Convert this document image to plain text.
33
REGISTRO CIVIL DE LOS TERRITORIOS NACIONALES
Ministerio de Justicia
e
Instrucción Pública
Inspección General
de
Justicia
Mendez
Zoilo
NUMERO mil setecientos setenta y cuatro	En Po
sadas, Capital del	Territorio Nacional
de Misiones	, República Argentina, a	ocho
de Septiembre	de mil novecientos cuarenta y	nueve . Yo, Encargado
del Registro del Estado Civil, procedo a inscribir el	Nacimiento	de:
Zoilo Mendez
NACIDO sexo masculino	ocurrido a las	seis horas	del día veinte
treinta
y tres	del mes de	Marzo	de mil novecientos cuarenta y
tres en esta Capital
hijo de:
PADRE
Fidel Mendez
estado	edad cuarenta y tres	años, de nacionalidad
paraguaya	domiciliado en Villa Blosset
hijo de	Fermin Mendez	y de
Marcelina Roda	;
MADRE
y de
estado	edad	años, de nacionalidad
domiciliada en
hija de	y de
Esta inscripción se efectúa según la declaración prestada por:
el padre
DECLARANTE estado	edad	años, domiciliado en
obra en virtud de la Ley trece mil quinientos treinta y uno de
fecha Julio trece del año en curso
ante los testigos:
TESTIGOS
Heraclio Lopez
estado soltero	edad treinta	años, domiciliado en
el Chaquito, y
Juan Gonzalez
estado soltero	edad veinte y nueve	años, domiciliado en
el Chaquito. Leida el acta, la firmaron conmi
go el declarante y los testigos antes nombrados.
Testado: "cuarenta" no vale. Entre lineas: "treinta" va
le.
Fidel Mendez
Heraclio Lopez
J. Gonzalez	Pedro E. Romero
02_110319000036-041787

• • • • • • •

• [WORK TO BE COMPLETED]: Retype every record above exactly as written.

• [OUTPUT FOR THIS EXERCISE]:
Convert this document image to plain text.
33
REGISTRO CIVIL DE LOS TERRITORIOS NACIONALES
Ministerio de Justicia
e
Instrucción Pública
Inspección General
de
Justicia
Mendez
Zoilo
NUMERO mil setecientos setenta y cuatro	En Po
sadas, Capital del	Territorio Nacional
de Misiones	, República Argentina, a	ocho
de Septiembre	de mil novecientos cuarenta y	nueve . Yo, Encargado
del Registro del Estado Civil, procedo a inscribir el	Nacimiento	de:
Zoilo Mendez
NACIDO sexo masculino	ocurrido a las	seis horas	del día veinte
treinta
y tres	del mes de	Marzo	de mil novecientos cuarenta y
tres en esta Capital
hijo de:
PADRE
Fidel Mendez
estado	edad cuarenta y tres	años, de nacionalidad
paraguaya	domiciliado en Villa Blosset
hijo de	Fermin Mendez	y de
Marcelina Roda	;
MADRE
y de
estado	edad	años, de nacionalidad
domiciliada en
hija de	y de
Esta inscripción se efectúa según la declaración prestada por:
el padre
DECLARANTE estado	edad	años, domiciliado en
obra en virtud de la Ley trece mil quinientos treinta y uno de
fecha Julio trece del año en curso
ante los testigos:
TESTIGOS
Heraclio Lopez
estado soltero	edad treinta	años, domiciliado en
el Chaquito, y
Juan Gonzalez
estado soltero	edad veinte y nueve	años, domiciliado en
el Chaquito. Leida el acta, la firmaron conmi
go el declarante y los testigos antes nombrados.
Testado: "cuarenta" no vale. Entre lineas: "treinta" va
le.
Fidel Mendez
Heraclio Lopez
J. Gonzalez	Pedro E. Romero
02_110319000036-041787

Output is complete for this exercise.